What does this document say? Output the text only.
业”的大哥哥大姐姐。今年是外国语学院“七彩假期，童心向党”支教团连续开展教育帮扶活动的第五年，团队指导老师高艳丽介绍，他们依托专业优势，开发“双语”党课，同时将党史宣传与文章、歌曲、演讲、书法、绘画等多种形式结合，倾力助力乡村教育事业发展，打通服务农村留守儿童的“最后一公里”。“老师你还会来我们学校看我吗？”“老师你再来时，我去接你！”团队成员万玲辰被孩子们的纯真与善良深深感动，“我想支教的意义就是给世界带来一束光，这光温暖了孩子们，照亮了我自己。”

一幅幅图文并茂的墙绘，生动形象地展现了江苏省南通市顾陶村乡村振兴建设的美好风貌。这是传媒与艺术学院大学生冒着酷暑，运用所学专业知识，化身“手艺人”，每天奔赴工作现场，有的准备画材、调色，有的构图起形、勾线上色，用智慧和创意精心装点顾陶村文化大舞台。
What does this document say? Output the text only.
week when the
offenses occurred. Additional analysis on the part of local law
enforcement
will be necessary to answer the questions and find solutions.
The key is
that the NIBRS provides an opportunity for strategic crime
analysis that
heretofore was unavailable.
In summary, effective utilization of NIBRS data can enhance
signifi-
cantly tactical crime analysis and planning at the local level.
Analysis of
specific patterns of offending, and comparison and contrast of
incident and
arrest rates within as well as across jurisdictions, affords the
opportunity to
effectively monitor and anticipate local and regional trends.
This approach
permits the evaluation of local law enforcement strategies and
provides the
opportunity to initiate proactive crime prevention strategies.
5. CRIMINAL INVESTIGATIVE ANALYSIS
════════════════════
* _PROBLEM TO WORK ON_
Output all of the data again. Match it exactly.

* _OUTPUT FOR THIS EXERCISE_
What does this document say? Output the text only.
业”的大哥哥大姐姐。今年是外国语学院“七彩假期，童心向党”支教团连续开展教育帮扶活动的第五年，团队指导老师高艳丽介绍，他们依托专业优势，开发“双语”党课，同时将党史宣传与文章、歌曲、演讲、书法、绘画等多种形式结合，倾力助力乡村教育事业发展，打通服务农村留守儿童的“最后一公里”。“老师你还会来我们学校看我吗？”“老师你再来时，我去接你！”团队成员万玲辰被孩子们的纯真与善良深深感动，“我想支教的意义就是给世界带来一束光，这光温暖了孩子们，照亮了我自己。”

一幅幅图文并茂的墙绘，生动形象地展现了江苏省南通市顾陶村乡村振兴建设的美好风貌。这是传媒与艺术学院大学生冒着酷暑，运用所学专业知识，化身“手艺人”，每天奔赴工作现场，有的准备画材、调色，有的构图起形、勾线上色，用智慧和创意精心装点顾陶村文化大舞台。
What does this document say? Output the text only.
week when the
offenses occurred. Additional analysis on the part of local law
enforcement
will be necessary to answer the questions and find solutions.
The key is
that the NIBRS provides an opportunity for strategic crime
analysis that
heretofore was unavailable.
In summary, effective utilization of NIBRS data can enhance
signifi-
cantly tactical crime analysis and planning at the local level.
Analysis of
specific patterns of offending, and comparison and contrast of
incident and
arrest rates within as well as across jurisdictions, affords the
opportunity to
effectively monitor and anticipate local and regional trends.
This approach
permits the evaluation of local law enforcement strategies and
provides the
opportunity to initiate proactive crime prevention strategies.
5. CRIMINAL INVESTIGATIVE ANALYSIS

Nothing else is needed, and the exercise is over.